# Records provided start
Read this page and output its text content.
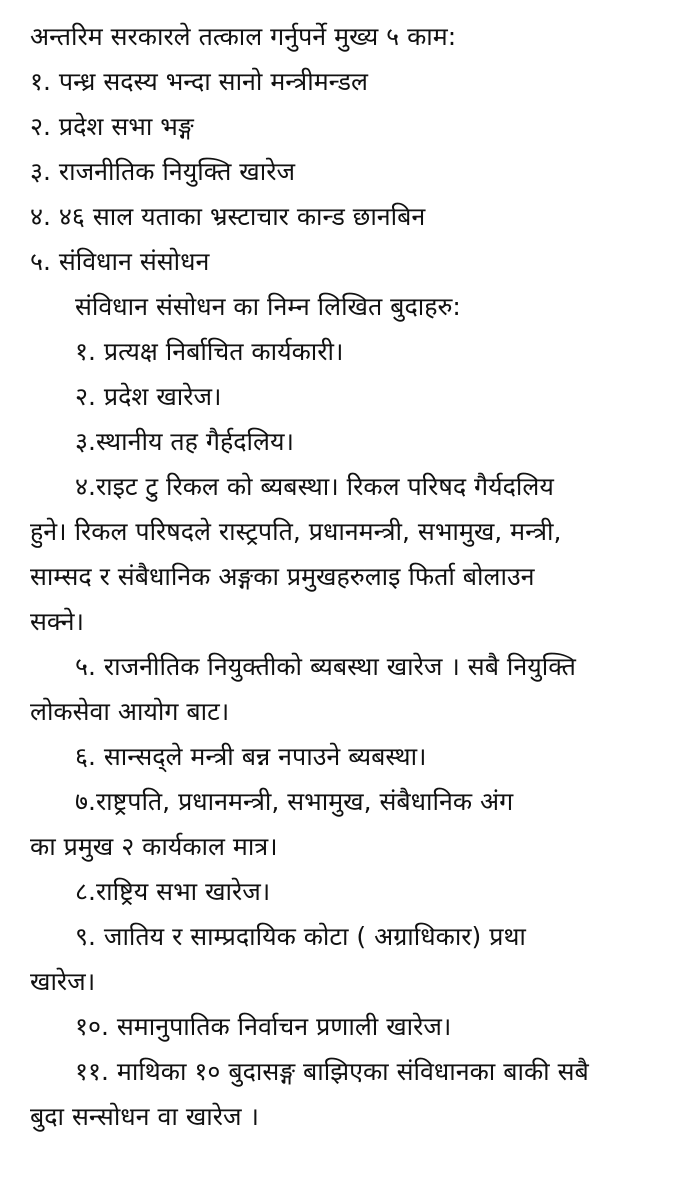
अन्तरिम सरकारले तत्काल गर्नुपर्ने मुख्य ५ काम:
१. पन्ध्र सदस्य भन्दा सानो मन्त्रीमन्डल
२. प्रदेश सभा भङ्ग
३. राजनीतिक नियुक्ति खारेज
४. ४६ साल यताका भ्रस्टाचार कान्ड छानबिन
५. संविधान संसोधन
संविधान संसोधन का निम्न लिखित बुदाहरु:
१. प्रत्यक्ष निर्बाचित कार्यकारी।
२. प्रदेश खारेज।
३.स्थानीय तह गैर्हदलिय।
४.राइट टु रिकल को ब्यबस्था। रिकल परिषद गैर्यदलिय
हुने। रिकल परिषदले रास्ट्रपति, प्रधानमन्त्री, सभामुख, मन्त्री,
साम्सद र संबैधानिक अङ्गका प्रमुखहरुलाइ फिर्ता बोलाउन
सक्ने।
५. राजनीतिक नियुक्तीको ब्यबस्था खारेज । सबै नियुक्ति
लोकसेवा आयोग बाट।
६. सान्सद्ले मन्त्री बन्न नपाउने ब्यबस्था।
७.राष्ट्रपति, प्रधानमन्त्री, सभामुख, संबैधानिक अंग
का प्रमुख २ कार्यकाल मात्र।
८.राष्ट्रिय सभा खारेज।
९. जातिय र साम्प्रदायिक कोटा ( अग्राधिकार) प्रथा
खारेज।
१०. समानुपातिक निर्वाचन प्रणाली खारेज।
११. माथिका १० बुदासङ्ग बाझिएका संविधानका बाकी सबै
बुदा सन्सोधन वा खारेज ।
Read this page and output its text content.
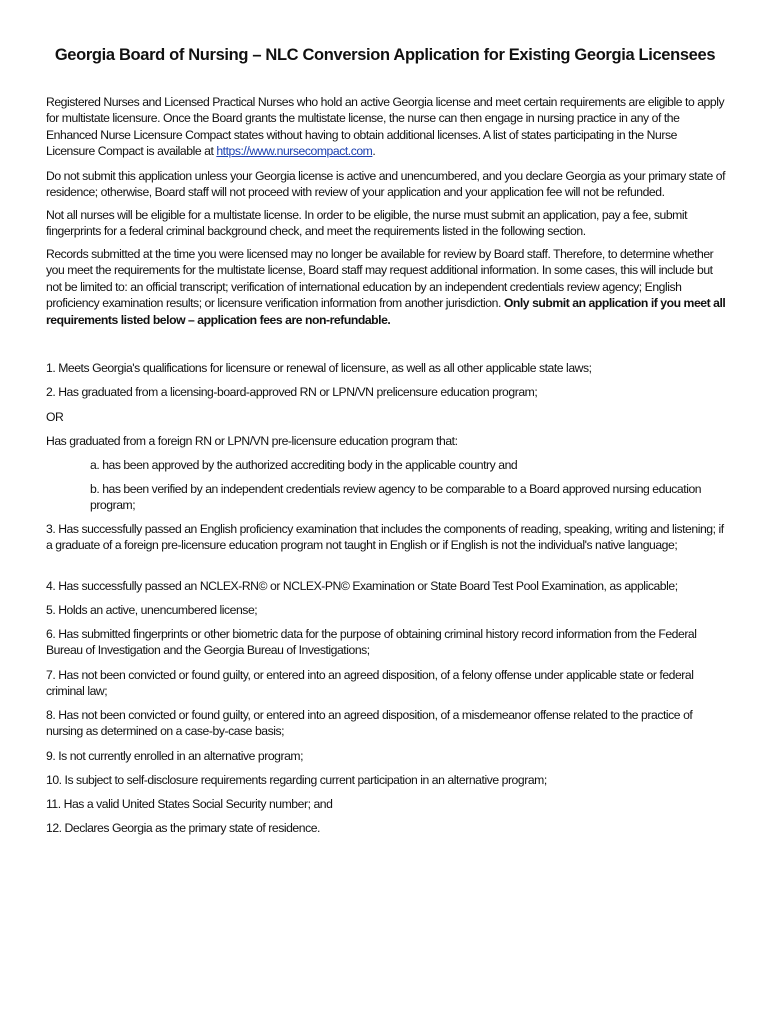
Georgia Board of Nursing – NLC Conversion Application for Existing Georgia Licensees

Registered Nurses and Licensed Practical Nurses who hold an active Georgia license and meet certain requirements are eligible to apply for multistate licensure. Once the Board grants the multistate license, the nurse can then engage in nursing practice in any of the Enhanced Nurse Licensure Compact states without having to obtain additional licenses. A list of states participating in the Nurse Licensure Compact is available at https://www.nursecompact.com.

Do not submit this application unless your Georgia license is active and unencumbered, and you declare Georgia as your primary state of residence; otherwise, Board staff will not proceed with review of your application and your application fee will not be refunded.

Not all nurses will be eligible for a multistate license. In order to be eligible, the nurse must submit an application, pay a fee, submit fingerprints for a federal criminal background check, and meet the requirements listed in the following section.

Records submitted at the time you were licensed may no longer be available for review by Board staff. Therefore, to determine whether you meet the requirements for the multistate license, Board staff may request additional information. In some cases, this will include but not be limited to: an official transcript; verification of international education by an independent credentials review agency; English proficiency examination results; or licensure verification information from another jurisdiction. Only submit an application if you meet all requirements listed below – application fees are non-refundable.

1. Meets Georgia's qualifications for licensure or renewal of licensure, as well as all other applicable state laws;

2. Has graduated from a licensing-board-approved RN or LPN/VN prelicensure education program;

OR

Has graduated from a foreign RN or LPN/VN pre-licensure education program that:

a. has been approved by the authorized accrediting body in the applicable country and

b. has been verified by an independent credentials review agency to be comparable to a Board approved nursing education program;

3. Has successfully passed an English proficiency examination that includes the components of reading, speaking, writing and listening; if a graduate of a foreign pre-licensure education program not taught in English or if English is not the individual's native language;

4. Has successfully passed an NCLEX-RN© or NCLEX-PN© Examination or State Board Test Pool Examination, as applicable;

5. Holds an active, unencumbered license;

6. Has submitted fingerprints or other biometric data for the purpose of obtaining criminal history record information from the Federal Bureau of Investigation and the Georgia Bureau of Investigations;

7. Has not been convicted or found guilty, or entered into an agreed disposition, of a felony offense under applicable state or federal criminal law;

8. Has not been convicted or found guilty, or entered into an agreed disposition, of a misdemeanor offense related to the practice of nursing as determined on a case-by-case basis;

9. Is not currently enrolled in an alternative program;

10. Is subject to self-disclosure requirements regarding current participation in an alternative program;

11. Has a valid United States Social Security number; and

12. Declares Georgia as the primary state of residence.
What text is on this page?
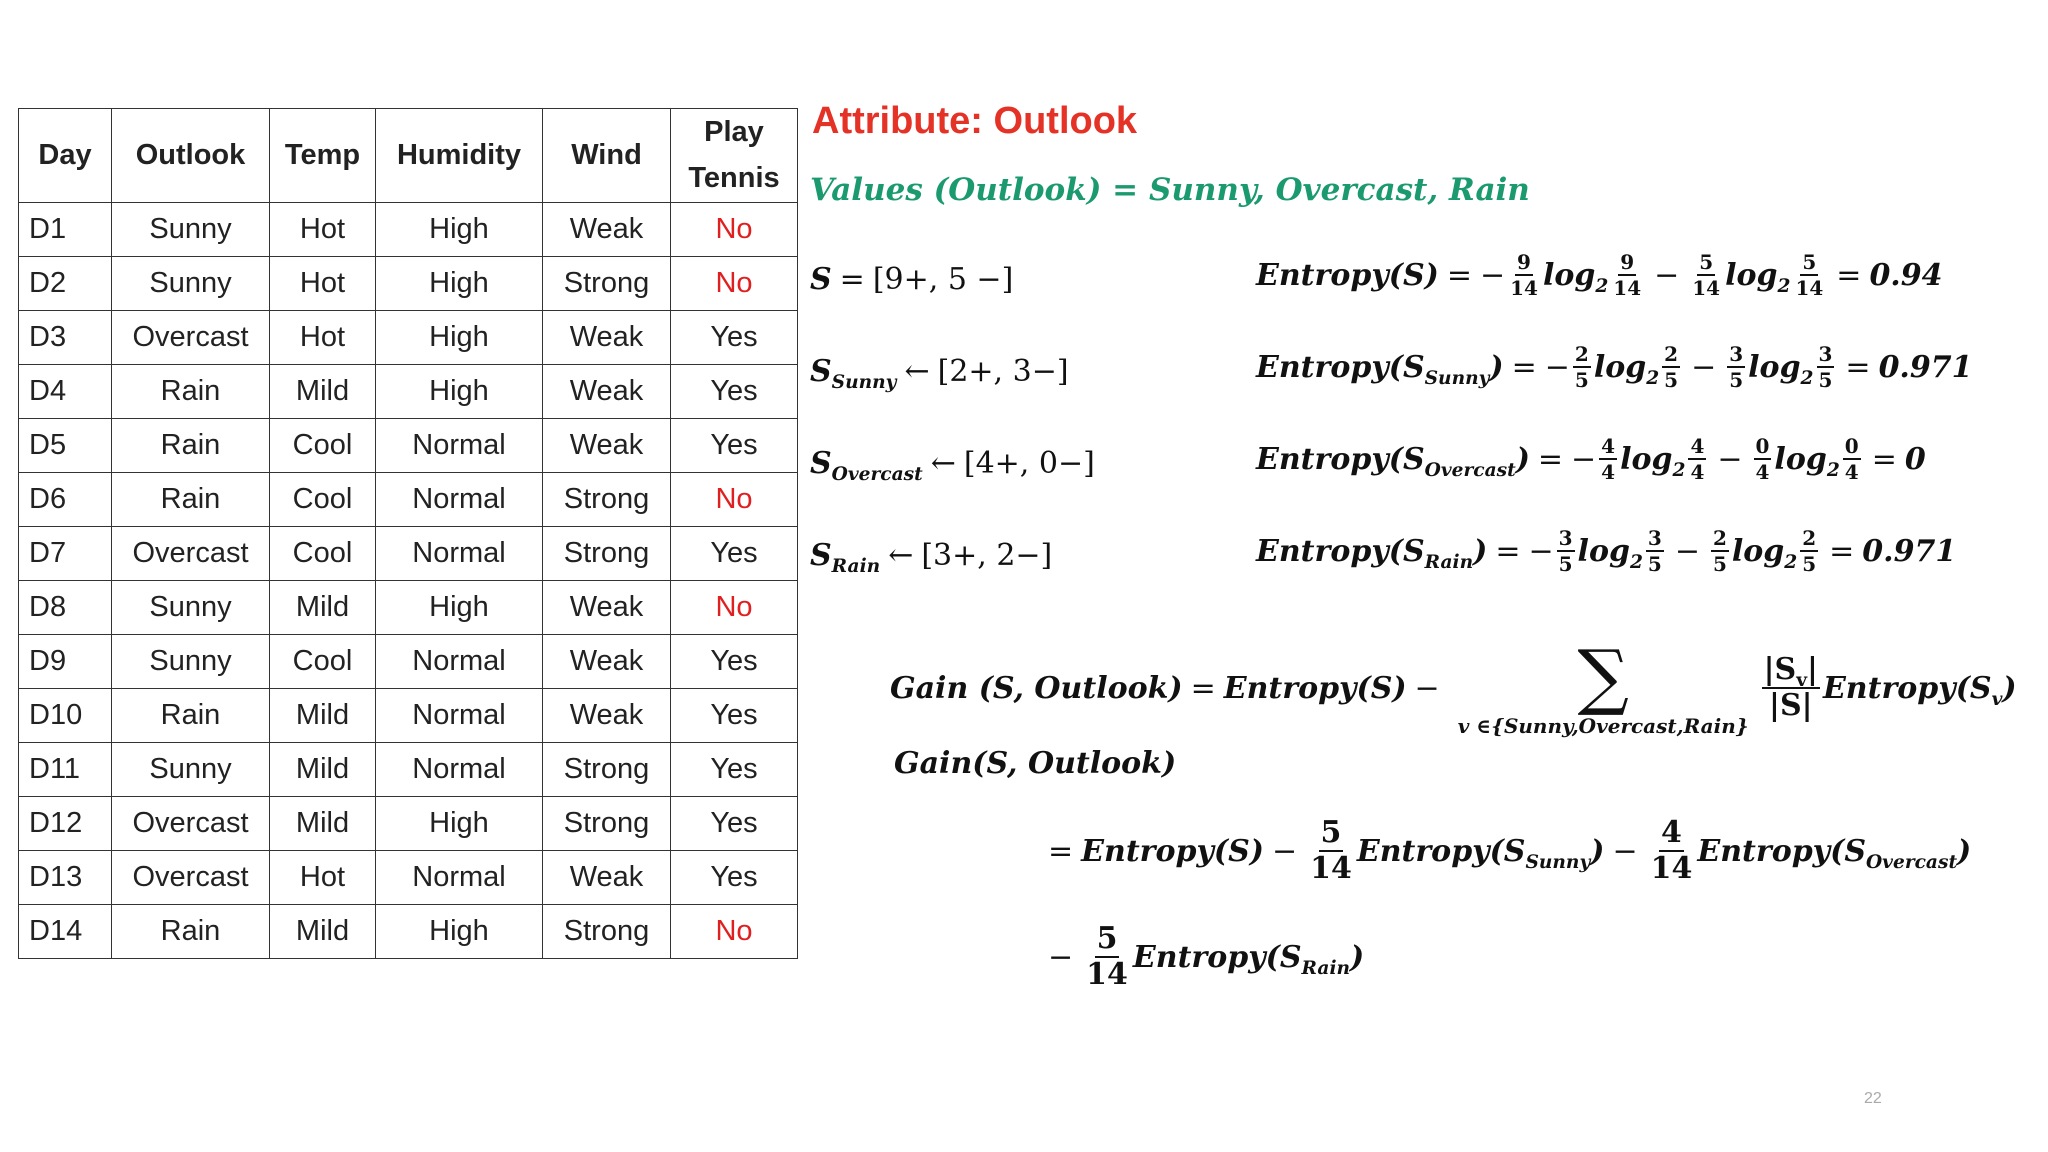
Day	Outlook	Temp	Humidity	Wind	Play Tennis
D1	Sunny	Hot	High	Weak	No
D2	Sunny	Hot	High	Strong	No
D3	Overcast	Hot	High	Weak	Yes
D4	Rain	Mild	High	Weak	Yes
D5	Rain	Cool	Normal	Weak	Yes
D6	Rain	Cool	Normal	Strong	No
D7	Overcast	Cool	Normal	Strong	Yes
D8	Sunny	Mild	High	Weak	No
D9	Sunny	Cool	Normal	Weak	Yes
D10	Rain	Mild	Normal	Weak	Yes
D11	Sunny	Mild	Normal	Strong	Yes
D12	Overcast	Mild	High	Strong	Yes
D13	Overcast	Hot	Normal	Weak	Yes
D14	Rain	Mild	High	Strong	No
Attribute: Outlook
Values (Outlook) = Sunny, Overcast, Rain
S = [9+, 5 −]
$S_{Sunny}$ ← [2+, 3−]
$S_{Overcast}$ ← [4+, 0−]
$S_{Rain}$ ← [3+, 2−]
Entropy(S) = − $\frac{9}{14} \log_2 \frac{9}{14} - \frac{5}{14} \log_2 \frac{5}{14} = 0.94$
$Entropy(S_{Sunny})$ = − $\frac{2}{5} \log_2 \frac{2}{5} - \frac{3}{5} \log_2 \frac{3}{5} = 0.971$
$Entropy(S_{Overcast})$ = − $\frac{4}{4} \log_2 \frac{4}{4} - \frac{0}{4} \log_2 \frac{0}{4} = 0$
$Entropy(S_{Rain})$ = − $\frac{3}{5} \log_2 \frac{3}{5} - \frac{2}{5} \log_2 \frac{2}{5} = 0.971$
Gain (S, Outlook) = Entropy(S) − ∑
v ∈{Sunny,Overcast,Rain}
$\frac{|S_v|}{|S|}$ $Entropy(S_v)$
Gain(S, Outlook)
= Entropy(S) − $\frac{5}{14}$ $Entropy(S_{Sunny}) - \frac{4}{14}$ $Entropy(S_{Overcast})$
− $\frac{5}{14}$ $Entropy(S_{Rain})$
22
# Records provided end
▶ **Task to complete**: Quote the full listing above word for word; exclude every picture from the copy.

▶ **Output for this exercise**:
Read this page and output its text content.
अन्तरिम सरकारले तत्काल गर्नुपर्ने मुख्य ५ काम:
१. पन्ध्र सदस्य भन्दा सानो मन्त्रीमन्डल
२. प्रदेश सभा भङ्ग
३. राजनीतिक नियुक्ति खारेज
४. ४६ साल यताका भ्रस्टाचार कान्ड छानबिन
५. संविधान संसोधन
संविधान संसोधन का निम्न लिखित बुदाहरु:
१. प्रत्यक्ष निर्बाचित कार्यकारी।
२. प्रदेश खारेज।
३.स्थानीय तह गैर्हदलिय।
४.राइट टु रिकल को ब्यबस्था। रिकल परिषद गैर्यदलिय
हुने। रिकल परिषदले रास्ट्रपति, प्रधानमन्त्री, सभामुख, मन्त्री,
साम्सद र संबैधानिक अङ्गका प्रमुखहरुलाइ फिर्ता बोलाउन
सक्ने।
५. राजनीतिक नियुक्तीको ब्यबस्था खारेज । सबै नियुक्ति
लोकसेवा आयोग बाट।
६. सान्सद्ले मन्त्री बन्न नपाउने ब्यबस्था।
७.राष्ट्रपति, प्रधानमन्त्री, सभामुख, संबैधानिक अंग
का प्रमुख २ कार्यकाल मात्र।
८.राष्ट्रिय सभा खारेज।
९. जातिय र साम्प्रदायिक कोटा ( अग्राधिकार) प्रथा
खारेज।
१०. समानुपातिक निर्वाचन प्रणाली खारेज।
११. माथिका १० बुदासङ्ग बाझिएका संविधानका बाकी सबै
बुदा सन्सोधन वा खारेज ।
Read this page and output its text content.
Georgia Board of Nursing – NLC Conversion Application for Existing Georgia Licensees

Registered Nurses and Licensed Practical Nurses who hold an active Georgia license and meet certain requirements are eligible to apply for multistate licensure. Once the Board grants the multistate license, the nurse can then engage in nursing practice in any of the Enhanced Nurse Licensure Compact states without having to obtain additional licenses. A list of states participating in the Nurse Licensure Compact is available at https://www.nursecompact.com.

Do not submit this application unless your Georgia license is active and unencumbered, and you declare Georgia as your primary state of residence; otherwise, Board staff will not proceed with review of your application and your application fee will not be refunded.

Not all nurses will be eligible for a multistate license. In order to be eligible, the nurse must submit an application, pay a fee, submit fingerprints for a federal criminal background check, and meet the requirements listed in the following section.

Records submitted at the time you were licensed may no longer be available for review by Board staff. Therefore, to determine whether you meet the requirements for the multistate license, Board staff may request additional information. In some cases, this will include but not be limited to: an official transcript; verification of international education by an independent credentials review agency; English proficiency examination results; or licensure verification information from another jurisdiction. Only submit an application if you meet all requirements listed below – application fees are non-refundable.

1. Meets Georgia's qualifications for licensure or renewal of licensure, as well as all other applicable state laws;

2. Has graduated from a licensing-board-approved RN or LPN/VN prelicensure education program;

OR

Has graduated from a foreign RN or LPN/VN pre-licensure education program that:

a. has been approved by the authorized accrediting body in the applicable country and

b. has been verified by an independent credentials review agency to be comparable to a Board approved nursing education program;

3. Has successfully passed an English proficiency examination that includes the components of reading, speaking, writing and listening; if a graduate of a foreign pre-licensure education program not taught in English or if English is not the individual's native language;

4. Has successfully passed an NCLEX-RN© or NCLEX-PN© Examination or State Board Test Pool Examination, as applicable;

5. Holds an active, unencumbered license;

6. Has submitted fingerprints or other biometric data for the purpose of obtaining criminal history record information from the Federal Bureau of Investigation and the Georgia Bureau of Investigations;

7. Has not been convicted or found guilty, or entered into an agreed disposition, of a felony offense under applicable state or federal criminal law;

8. Has not been convicted or found guilty, or entered into an agreed disposition, of a misdemeanor offense related to the practice of nursing as determined on a case-by-case basis;

9. Is not currently enrolled in an alternative program;

10. Is subject to self-disclosure requirements regarding current participation in an alternative program;

11. Has a valid United States Social Security number; and

12. Declares Georgia as the primary state of residence.
What text is on this page?
Day	Outlook	Temp	Humidity	Wind	Play Tennis
D1	Sunny	Hot	High	Weak	No
D2	Sunny	Hot	High	Strong	No
D3	Overcast	Hot	High	Weak	Yes
D4	Rain	Mild	High	Weak	Yes
D5	Rain	Cool	Normal	Weak	Yes
D6	Rain	Cool	Normal	Strong	No
D7	Overcast	Cool	Normal	Strong	Yes
D8	Sunny	Mild	High	Weak	No
D9	Sunny	Cool	Normal	Weak	Yes
D10	Rain	Mild	Normal	Weak	Yes
D11	Sunny	Mild	Normal	Strong	Yes
D12	Overcast	Mild	High	Strong	Yes
D13	Overcast	Hot	Normal	Weak	Yes
D14	Rain	Mild	High	Strong	No
Attribute: Outlook
Values (Outlook) = Sunny, Overcast, Rain
S = [9+, 5 −]
$S_{Sunny}$ ← [2+, 3−]
$S_{Overcast}$ ← [4+, 0−]
$S_{Rain}$ ← [3+, 2−]
Entropy(S) = − $\frac{9}{14} \log_2 \frac{9}{14} - \frac{5}{14} \log_2 \frac{5}{14} = 0.94$
$Entropy(S_{Sunny})$ = − $\frac{2}{5} \log_2 \frac{2}{5} - \frac{3}{5} \log_2 \frac{3}{5} = 0.971$
$Entropy(S_{Overcast})$ = − $\frac{4}{4} \log_2 \frac{4}{4} - \frac{0}{4} \log_2 \frac{0}{4} = 0$
$Entropy(S_{Rain})$ = − $\frac{3}{5} \log_2 \frac{3}{5} - \frac{2}{5} \log_2 \frac{2}{5} = 0.971$
Gain (S, Outlook) = Entropy(S) − ∑
v ∈{Sunny,Overcast,Rain}
$\frac{|S_v|}{|S|}$ $Entropy(S_v)$
Gain(S, Outlook)
= Entropy(S) − $\frac{5}{14}$ $Entropy(S_{Sunny}) - \frac{4}{14}$ $Entropy(S_{Overcast})$
− $\frac{5}{14}$ $Entropy(S_{Rain})$
22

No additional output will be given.